Instructions for the task
Check each line of the listing for the word "THEFT" and give only the number of lines that have it.

Records shown
- - -

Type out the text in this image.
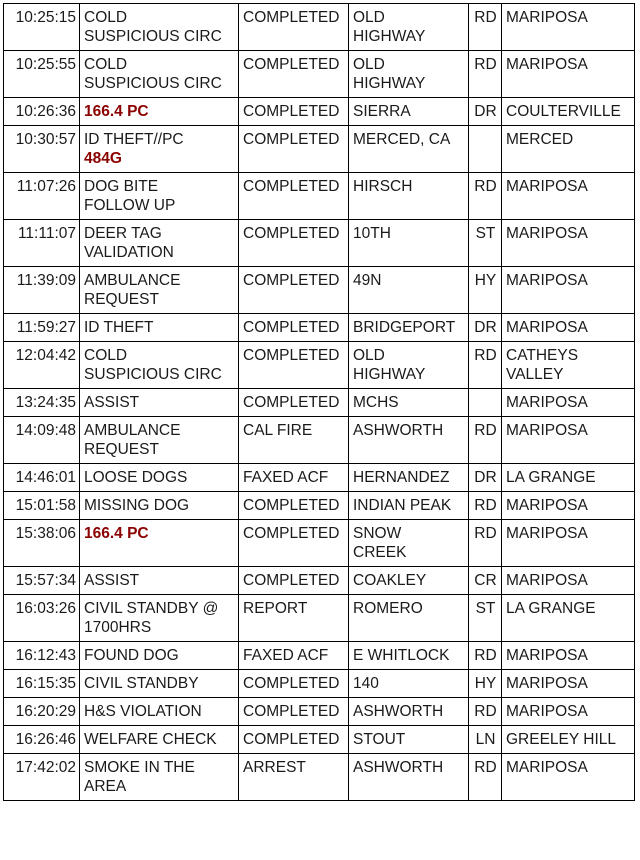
10:25:15	COLD
SUSPICIOUS CIRC	COMPLETED	OLD
HIGHWAY	RD	MARIPOSA

10:25:55	COLD
SUSPICIOUS CIRC	COMPLETED	OLD
HIGHWAY	RD	MARIPOSA

10:26:36	166.4 PC	COMPLETED	SIERRA	DR	COULTERVILLE

10:30:57	ID THEFT//PC
484G	COMPLETED	MERCED, CA		MERCED

11:07:26	DOG BITE
FOLLOW UP	COMPLETED	HIRSCH	RD	MARIPOSA

11:11:07	DEER TAG
VALIDATION	COMPLETED	10TH	ST	MARIPOSA

11:39:09	AMBULANCE
REQUEST	COMPLETED	49N	HY	MARIPOSA

11:59:27	ID THEFT	COMPLETED	BRIDGEPORT	DR	MARIPOSA

12:04:42	COLD
SUSPICIOUS CIRC	COMPLETED	OLD
HIGHWAY	RD	CATHEYS
VALLEY

13:24:35	ASSIST	COMPLETED	MCHS		MARIPOSA

14:09:48	AMBULANCE
REQUEST	CAL FIRE	ASHWORTH	RD	MARIPOSA

14:46:01	LOOSE DOGS	FAXED ACF	HERNANDEZ	DR	LA GRANGE

15:01:58	MISSING DOG	COMPLETED	INDIAN PEAK	RD	MARIPOSA

15:38:06	166.4 PC	COMPLETED	SNOW
CREEK	RD	MARIPOSA

15:57:34	ASSIST	COMPLETED	COAKLEY	CR	MARIPOSA

16:03:26	CIVIL STANDBY @
1700HRS	REPORT	ROMERO	ST	LA GRANGE

16:12:43	FOUND DOG	FAXED ACF	E WHITLOCK	RD	MARIPOSA

16:15:35	CIVIL STANDBY	COMPLETED	140	HY	MARIPOSA

16:20:29	H&S VIOLATION	COMPLETED	ASHWORTH	RD	MARIPOSA

16:26:46	WELFARE CHECK	COMPLETED	STOUT	LN	GREELEY HILL

17:42:02	SMOKE IN THE
AREA	ARREST	ASHWORTH	RD	MARIPOSA
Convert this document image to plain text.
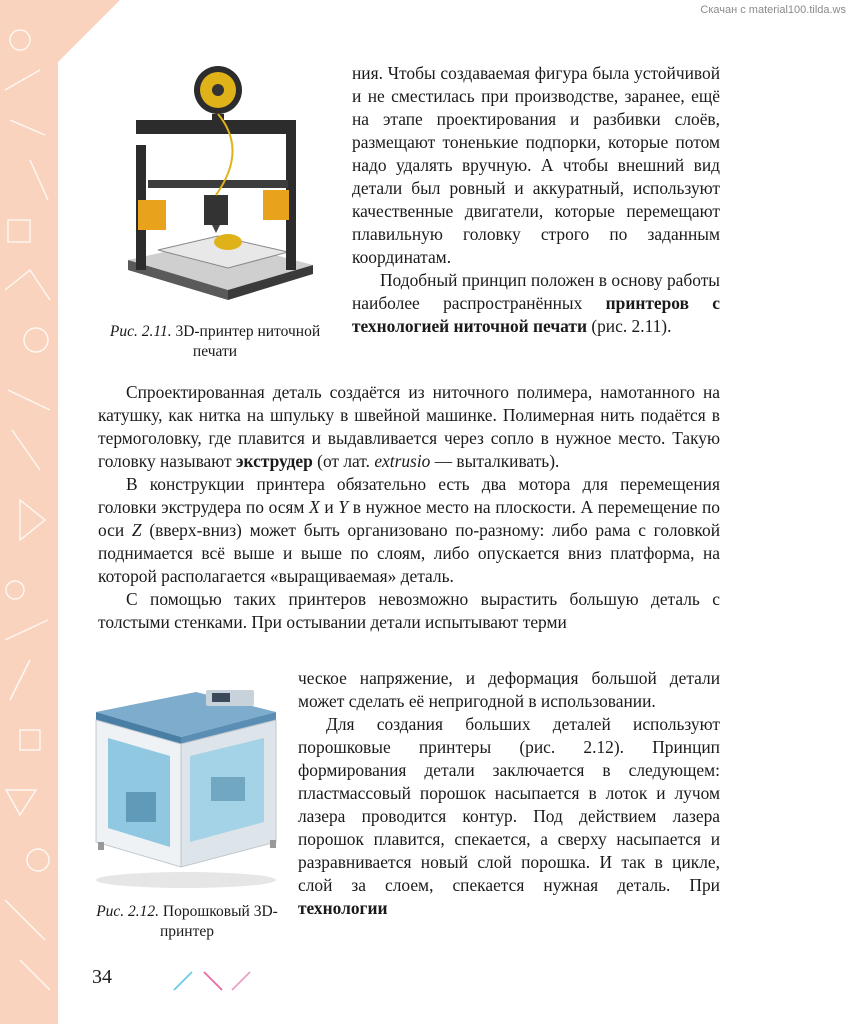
Скачан с material100.tilda.ws
Рис. 2.11. 3D-принтер ниточной печати

ния. Чтобы создаваемая фигура была устойчивой и не сместилась при производстве, заранее, ещё на этапе проектирования и разбивки слоёв, размещают тоненькие подпорки, которые потом надо удалять вручную. А чтобы внешний вид детали был ровный и аккуратный, используют качественные двигатели, которые перемещают плавильную головку строго по заданным координатам.

Подобный принцип положен в основу работы наиболее распространённых принтеров с технологией ниточной печати (рис. 2.11).

Спроектированная деталь создаётся из ниточного полимера, намотанного на катушку, как нитка на шпульку в швейной машинке. Полимерная нить подаётся в термоголовку, где плавится и выдавливается через сопло в нужное место. Такую головку называют экструдер (от лат. extrusio — выталкивать).

В конструкции принтера обязательно есть два мотора для перемещения головки экструдера по осям X и Y в нужное место на плоскости. А перемещение по оси Z (вверх-вниз) может быть организовано по-разному: либо рама с головкой поднимается всё выше и выше по слоям, либо опускается вниз платформа, на которой располагается «выращиваемая» деталь.

С помощью таких принтеров невозможно вырастить большую деталь с толстыми стенками. При остывании детали испытывают терми

Рис. 2.12. Порошковый 3D-принтер

ческое напряжение, и деформация большой детали может сделать её непригодной в использовании.

Для создания больших деталей используют порошковые принтеры (рис. 2.12). Принцип формирования детали заключается в следующем: пластмассовый порошок насыпается в лоток и лучом лазера проводится контур. Под действием лазера порошок плавится, спекается, а сверху насыпается и разравнивается новый слой порошка. И так в цикле, слой за слоем, спекается нужная деталь. При технологии

34
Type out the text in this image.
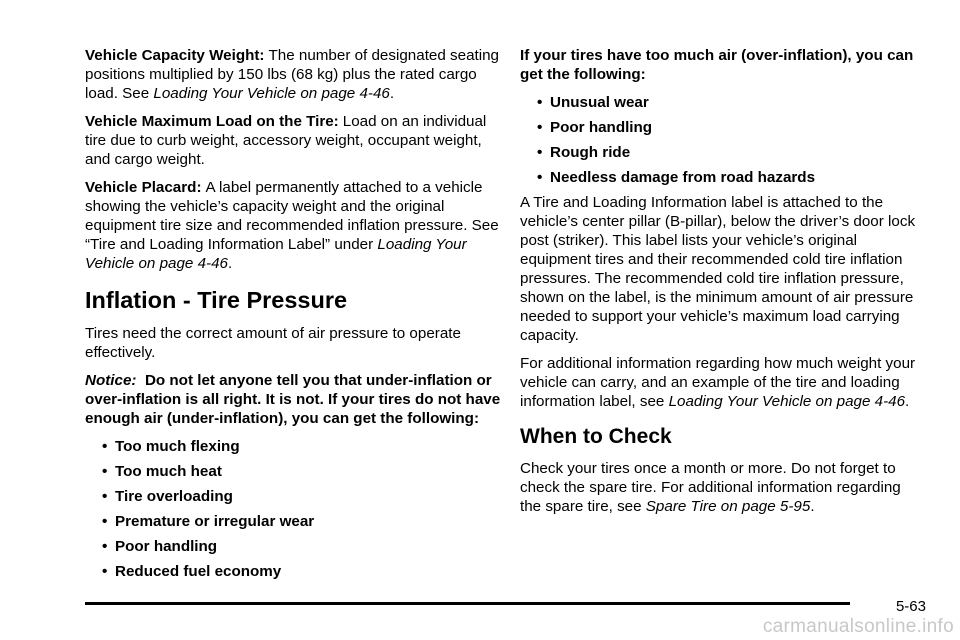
Vehicle Capacity Weight: The number of designated seating positions multiplied by 150 lbs (68 kg) plus the rated cargo load. See Loading Your Vehicle on page 4-46.

Vehicle Maximum Load on the Tire: Load on an individual tire due to curb weight, accessory weight, occupant weight, and cargo weight.

Vehicle Placard: A label permanently attached to a vehicle showing the vehicle’s capacity weight and the original equipment tire size and recommended inflation pressure. See “Tire and Loading Information Label” under Loading Your Vehicle on page 4-46.

Inflation - Tire Pressure

Tires need the correct amount of air pressure to operate effectively.

Notice: Do not let anyone tell you that under-inflation or over-inflation is all right. It is not. If your tires do not have enough air (under-inflation), you can get the following:

• Too much flexing
• Too much heat
• Tire overloading
• Premature or irregular wear
• Poor handling
• Reduced fuel economy

If your tires have too much air (over-inflation), you can get the following:

• Unusual wear
• Poor handling
• Rough ride
• Needless damage from road hazards

A Tire and Loading Information label is attached to the vehicle’s center pillar (B-pillar), below the driver’s door lock post (striker). This label lists your vehicle’s original equipment tires and their recommended cold tire inflation pressures. The recommended cold tire inflation pressure, shown on the label, is the minimum amount of air pressure needed to support your vehicle’s maximum load carrying capacity.

For additional information regarding how much weight your vehicle can carry, and an example of the tire and loading information label, see Loading Your Vehicle on page 4-46.

When to Check

Check your tires once a month or more. Do not forget to check the spare tire. For additional information regarding the spare tire, see Spare Tire on page 5-95.

5-63
carmanualsonline.info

- - -

Exercise result
2